(Collection entries)
* start *

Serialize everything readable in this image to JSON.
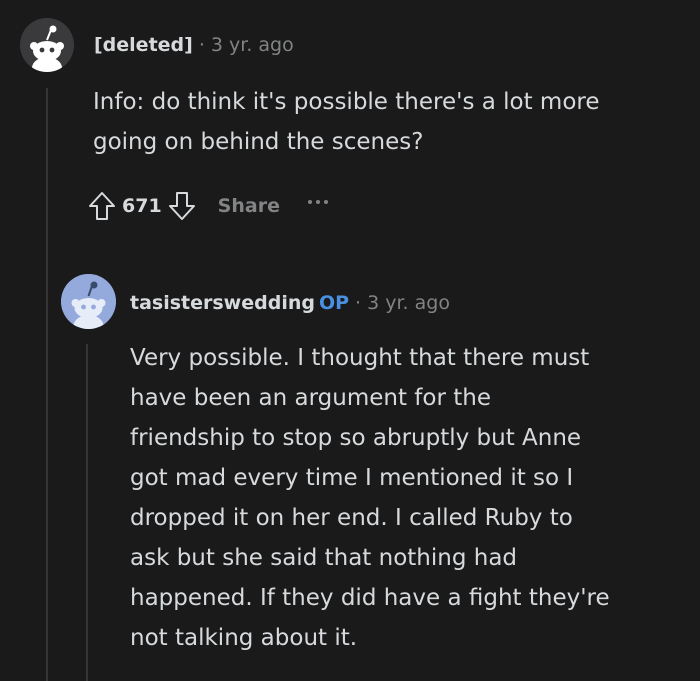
{
  "parent_comment": {
    "author": "[deleted]",
    "separator": "·",
    "age": "3 yr. ago",
    "body_lines": [
      "Info: do think it's possible there's a lot more",
      "going on behind the scenes?"
    ],
    "score": "671",
    "share_label": "Share"
  },
  "reply_comment": {
    "author": "tasisterswedding",
    "op_badge": "OP",
    "separator": "·",
    "age": "3 yr. ago",
    "body_lines": [
      "Very possible. I thought that there must",
      "have been an argument for the",
      "friendship to stop so abruptly but Anne",
      "got mad every time I mentioned it so I",
      "dropped it on her end. I called Ruby to",
      "ask but she said that nothing had",
      "happened. If they did have a fight they're",
      "not talking about it."
    ]
  },
  "icons": {
    "default_avatar": "reddit-snoo-avatar-icon",
    "upvote": "arrow-up-icon",
    "downvote": "arrow-down-icon",
    "more": "more-dots-icon"
  },
  "colors": {
    "background": "#1a1a1b",
    "text": "#d7dadc",
    "muted": "#818384",
    "op_badge": "#4a90e2",
    "reply_avatar_bg": "#94a9dc"
  }
}
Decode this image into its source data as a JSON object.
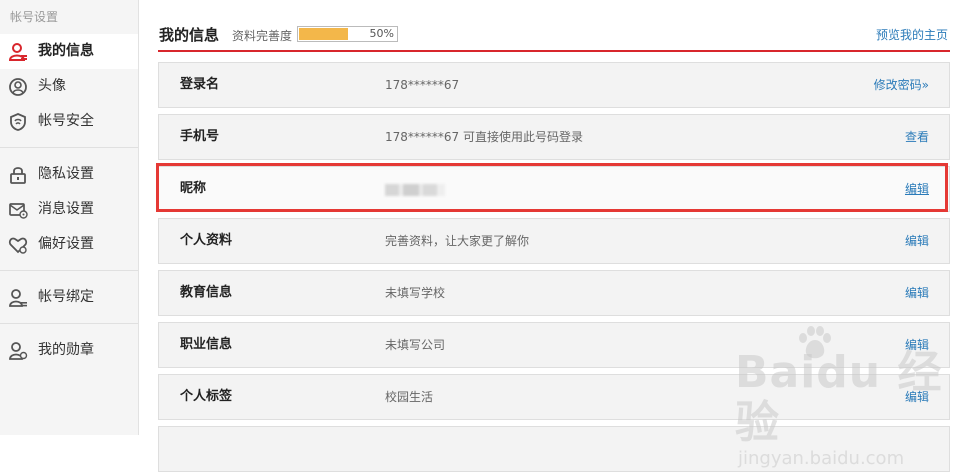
{
  "sidebar": {
    "header": "帐号设置",
    "items": [
      {
        "label": "我的信息",
        "icon": "user-icon",
        "active": true
      },
      {
        "label": "头像",
        "icon": "avatar-icon"
      },
      {
        "label": "帐号安全",
        "icon": "shield-icon"
      },
      {
        "label": "隐私设置",
        "icon": "lock-icon"
      },
      {
        "label": "消息设置",
        "icon": "message-icon"
      },
      {
        "label": "偏好设置",
        "icon": "heart-icon"
      },
      {
        "label": "帐号绑定",
        "icon": "user-link-icon"
      },
      {
        "label": "我的勋章",
        "icon": "medal-icon"
      }
    ]
  },
  "main": {
    "title": "我的信息",
    "completeness_label": "资料完善度",
    "completeness_percent": 50,
    "completeness_text": "50%",
    "preview_link": "预览我的主页",
    "rows": [
      {
        "label": "登录名",
        "value": "178******67",
        "action": "修改密码»"
      },
      {
        "label": "手机号",
        "value": "178******67 可直接使用此号码登录",
        "action": "查看"
      },
      {
        "label": "昵称",
        "value": "",
        "action": "编辑"
      },
      {
        "label": "个人资料",
        "value": "完善资料，让大家更了解你",
        "action": "编辑"
      },
      {
        "label": "教育信息",
        "value": "未填写学校",
        "action": "编辑"
      },
      {
        "label": "职业信息",
        "value": "未填写公司",
        "action": "编辑"
      },
      {
        "label": "个人标签",
        "value": "校园生活",
        "action": "编辑"
      }
    ]
  },
  "watermark": {
    "logo": "Baidu 经验",
    "url": "jingyan.baidu.com"
  },
  "colors": {
    "accent_red": "#d8262c",
    "link_blue": "#2b7bb9",
    "progress_fill": "#f3b74a",
    "highlight_box": "#e53935"
  }
}
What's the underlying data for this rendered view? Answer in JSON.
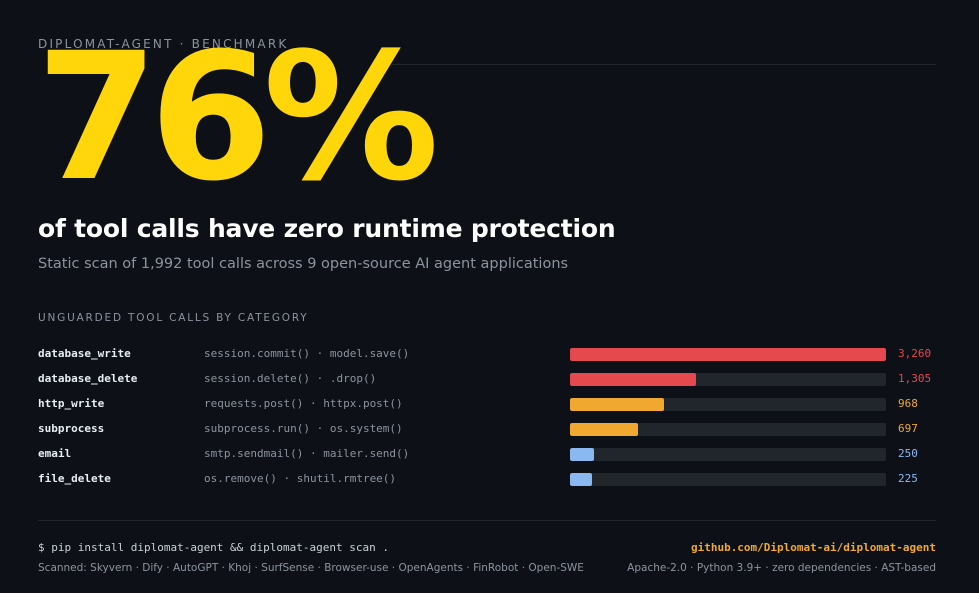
{
  "header": {
    "eyebrow": "DIPLOMAT-AGENT · BENCHMARK",
    "big_stat": "76%",
    "headline": "of tool calls have zero runtime protection",
    "subhead": "Static scan of 1,992 tool calls across 9 open-source AI agent applications"
  },
  "section_label": "UNGUARDED TOOL CALLS BY CATEGORY",
  "chart_data": {
    "type": "bar",
    "orientation": "horizontal",
    "xlim": [
      0,
      3260
    ],
    "categories": [
      "database_write",
      "database_delete",
      "http_write",
      "subprocess",
      "email",
      "file_delete"
    ],
    "examples": [
      "session.commit() · model.save()",
      "session.delete() · .drop()",
      "requests.post() · httpx.post()",
      "subprocess.run() · os.system()",
      "smtp.sendmail() · mailer.send()",
      "os.remove() · shutil.rmtree()"
    ],
    "values": [
      3260,
      1305,
      968,
      697,
      250,
      225
    ],
    "value_labels": [
      "3,260",
      "1,305",
      "968",
      "697",
      "250",
      "225"
    ],
    "colors": [
      "#e5484d",
      "#e5484d",
      "#f0a830",
      "#f0a830",
      "#8ab8f0",
      "#8ab8f0"
    ],
    "track_color": "#21262d"
  },
  "footer": {
    "command": "$ pip install diplomat-agent && diplomat-agent scan .",
    "scanned": "Scanned: Skyvern · Dify · AutoGPT · Khoj · SurfSense · Browser-use · OpenAgents · FinRobot · Open-SWE",
    "repo": "github.com/Diplomat-ai/diplomat-agent",
    "meta": "Apache-2.0 · Python 3.9+ · zero dependencies · AST-based"
  },
  "colors": {
    "background": "#0d1117",
    "accent": "#ffd60a",
    "link": "#f0a830"
  }
}
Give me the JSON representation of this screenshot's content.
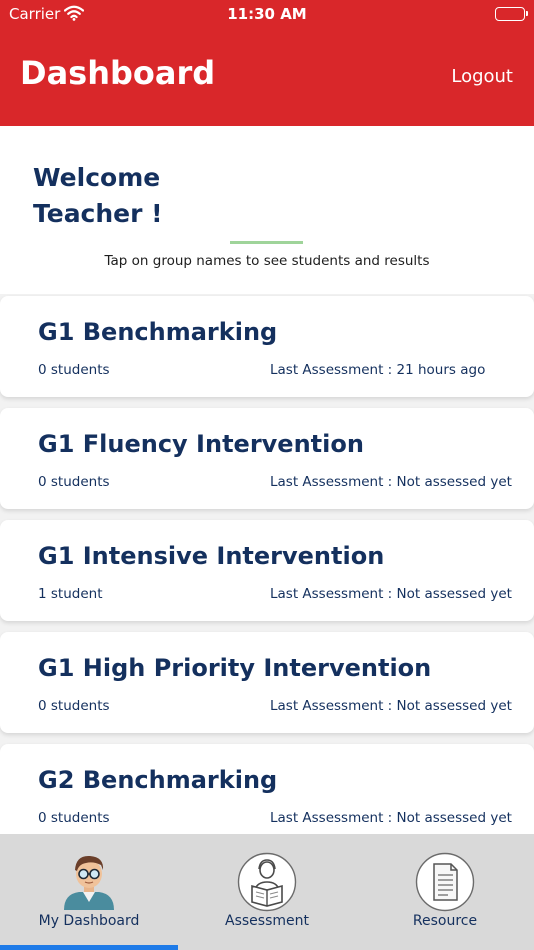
{
  "status": {
    "carrier": "Carrier",
    "time": "11:30 AM"
  },
  "header": {
    "title": "Dashboard",
    "logout_label": "Logout"
  },
  "welcome": {
    "line1": "Welcome",
    "line2": "Teacher !",
    "hint": "Tap on group names to see students and results"
  },
  "groups": [
    {
      "name": "G1 Benchmarking",
      "count": "0 students",
      "last": "Last Assessment : 21 hours ago"
    },
    {
      "name": "G1 Fluency Intervention",
      "count": "0 students",
      "last": "Last Assessment : Not assessed yet"
    },
    {
      "name": "G1 Intensive Intervention",
      "count": "1 student",
      "last": "Last Assessment : Not assessed yet"
    },
    {
      "name": "G1 High Priority Intervention",
      "count": "0 students",
      "last": "Last Assessment : Not assessed yet"
    },
    {
      "name": "G2 Benchmarking",
      "count": "0 students",
      "last": "Last Assessment : Not assessed yet"
    }
  ],
  "tabs": [
    {
      "label": "My Dashboard",
      "icon": "teacher-avatar-icon",
      "selected": true
    },
    {
      "label": "Assessment",
      "icon": "student-reading-icon",
      "selected": false
    },
    {
      "label": "Resource",
      "icon": "document-icon",
      "selected": false
    }
  ],
  "colors": {
    "brand": "#d9272a",
    "text": "#14305e",
    "tab_indicator": "#1e7be8",
    "divider": "#9fd49a"
  }
}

* end *

Repeat the data exactly, excluding the pictures.

▸ **Solution**:
Serialize everything readable in this image to JSON.
{
  "parent_comment": {
    "author": "[deleted]",
    "separator": "·",
    "age": "3 yr. ago",
    "body_lines": [
      "Info: do think it's possible there's a lot more",
      "going on behind the scenes?"
    ],
    "score": "671",
    "share_label": "Share"
  },
  "reply_comment": {
    "author": "tasisterswedding",
    "op_badge": "OP",
    "separator": "·",
    "age": "3 yr. ago",
    "body_lines": [
      "Very possible. I thought that there must",
      "have been an argument for the",
      "friendship to stop so abruptly but Anne",
      "got mad every time I mentioned it so I",
      "dropped it on her end. I called Ruby to",
      "ask but she said that nothing had",
      "happened. If they did have a fight they're",
      "not talking about it."
    ]
  },
  "icons": {
    "default_avatar": "reddit-snoo-avatar-icon",
    "upvote": "arrow-up-icon",
    "downvote": "arrow-down-icon",
    "more": "more-dots-icon"
  },
  "colors": {
    "background": "#1a1a1b",
    "text": "#d7dadc",
    "muted": "#818384",
    "op_badge": "#4a90e2",
    "reply_avatar_bg": "#94a9dc"
  }
}
Decode this image into its source data as a JSON object.
{
  "sidebar": {
    "header": "帐号设置",
    "items": [
      {
        "label": "我的信息",
        "icon": "user-icon",
        "active": true
      },
      {
        "label": "头像",
        "icon": "avatar-icon"
      },
      {
        "label": "帐号安全",
        "icon": "shield-icon"
      },
      {
        "label": "隐私设置",
        "icon": "lock-icon"
      },
      {
        "label": "消息设置",
        "icon": "message-icon"
      },
      {
        "label": "偏好设置",
        "icon": "heart-icon"
      },
      {
        "label": "帐号绑定",
        "icon": "user-link-icon"
      },
      {
        "label": "我的勋章",
        "icon": "medal-icon"
      }
    ]
  },
  "main": {
    "title": "我的信息",
    "completeness_label": "资料完善度",
    "completeness_percent": 50,
    "completeness_text": "50%",
    "preview_link": "预览我的主页",
    "rows": [
      {
        "label": "登录名",
        "value": "178******67",
        "action": "修改密码»"
      },
      {
        "label": "手机号",
        "value": "178******67 可直接使用此号码登录",
        "action": "查看"
      },
      {
        "label": "昵称",
        "value": "",
        "action": "编辑"
      },
      {
        "label": "个人资料",
        "value": "完善资料，让大家更了解你",
        "action": "编辑"
      },
      {
        "label": "教育信息",
        "value": "未填写学校",
        "action": "编辑"
      },
      {
        "label": "职业信息",
        "value": "未填写公司",
        "action": "编辑"
      },
      {
        "label": "个人标签",
        "value": "校园生活",
        "action": "编辑"
      }
    ]
  },
  "watermark": {
    "logo": "Baidu 经验",
    "url": "jingyan.baidu.com"
  },
  "colors": {
    "accent_red": "#d8262c",
    "link_blue": "#2b7bb9",
    "progress_fill": "#f3b74a",
    "highlight_box": "#e53935"
  }
}
What's the underlying data for this rendered view? Answer in JSON.
{
  "header": {
    "eyebrow": "DIPLOMAT-AGENT · BENCHMARK",
    "big_stat": "76%",
    "headline": "of tool calls have zero runtime protection",
    "subhead": "Static scan of 1,992 tool calls across 9 open-source AI agent applications"
  },
  "section_label": "UNGUARDED TOOL CALLS BY CATEGORY",
  "chart_data": {
    "type": "bar",
    "orientation": "horizontal",
    "xlim": [
      0,
      3260
    ],
    "categories": [
      "database_write",
      "database_delete",
      "http_write",
      "subprocess",
      "email",
      "file_delete"
    ],
    "examples": [
      "session.commit() · model.save()",
      "session.delete() · .drop()",
      "requests.post() · httpx.post()",
      "subprocess.run() · os.system()",
      "smtp.sendmail() · mailer.send()",
      "os.remove() · shutil.rmtree()"
    ],
    "values": [
      3260,
      1305,
      968,
      697,
      250,
      225
    ],
    "value_labels": [
      "3,260",
      "1,305",
      "968",
      "697",
      "250",
      "225"
    ],
    "colors": [
      "#e5484d",
      "#e5484d",
      "#f0a830",
      "#f0a830",
      "#8ab8f0",
      "#8ab8f0"
    ],
    "track_color": "#21262d"
  },
  "footer": {
    "command": "$ pip install diplomat-agent && diplomat-agent scan .",
    "scanned": "Scanned: Skyvern · Dify · AutoGPT · Khoj · SurfSense · Browser-use · OpenAgents · FinRobot · Open-SWE",
    "repo": "github.com/Diplomat-ai/diplomat-agent",
    "meta": "Apache-2.0 · Python 3.9+ · zero dependencies · AST-based"
  },
  "colors": {
    "background": "#0d1117",
    "accent": "#ffd60a",
    "link": "#f0a830"
  }
}
Give me the JSON representation of this screenshot's content.
{
  "status": {
    "carrier": "Carrier",
    "time": "11:30 AM"
  },
  "header": {
    "title": "Dashboard",
    "logout_label": "Logout"
  },
  "welcome": {
    "line1": "Welcome",
    "line2": "Teacher !",
    "hint": "Tap on group names to see students and results"
  },
  "groups": [
    {
      "name": "G1 Benchmarking",
      "count": "0 students",
      "last": "Last Assessment : 21 hours ago"
    },
    {
      "name": "G1 Fluency Intervention",
      "count": "0 students",
      "last": "Last Assessment : Not assessed yet"
    },
    {
      "name": "G1 Intensive Intervention",
      "count": "1 student",
      "last": "Last Assessment : Not assessed yet"
    },
    {
      "name": "G1 High Priority Intervention",
      "count": "0 students",
      "last": "Last Assessment : Not assessed yet"
    },
    {
      "name": "G2 Benchmarking",
      "count": "0 students",
      "last": "Last Assessment : Not assessed yet"
    }
  ],
  "tabs": [
    {
      "label": "My Dashboard",
      "icon": "teacher-avatar-icon",
      "selected": true
    },
    {
      "label": "Assessment",
      "icon": "student-reading-icon",
      "selected": false
    },
    {
      "label": "Resource",
      "icon": "document-icon",
      "selected": false
    }
  ],
  "colors": {
    "brand": "#d9272a",
    "text": "#14305e",
    "tab_indicator": "#1e7be8",
    "divider": "#9fd49a"
  }
}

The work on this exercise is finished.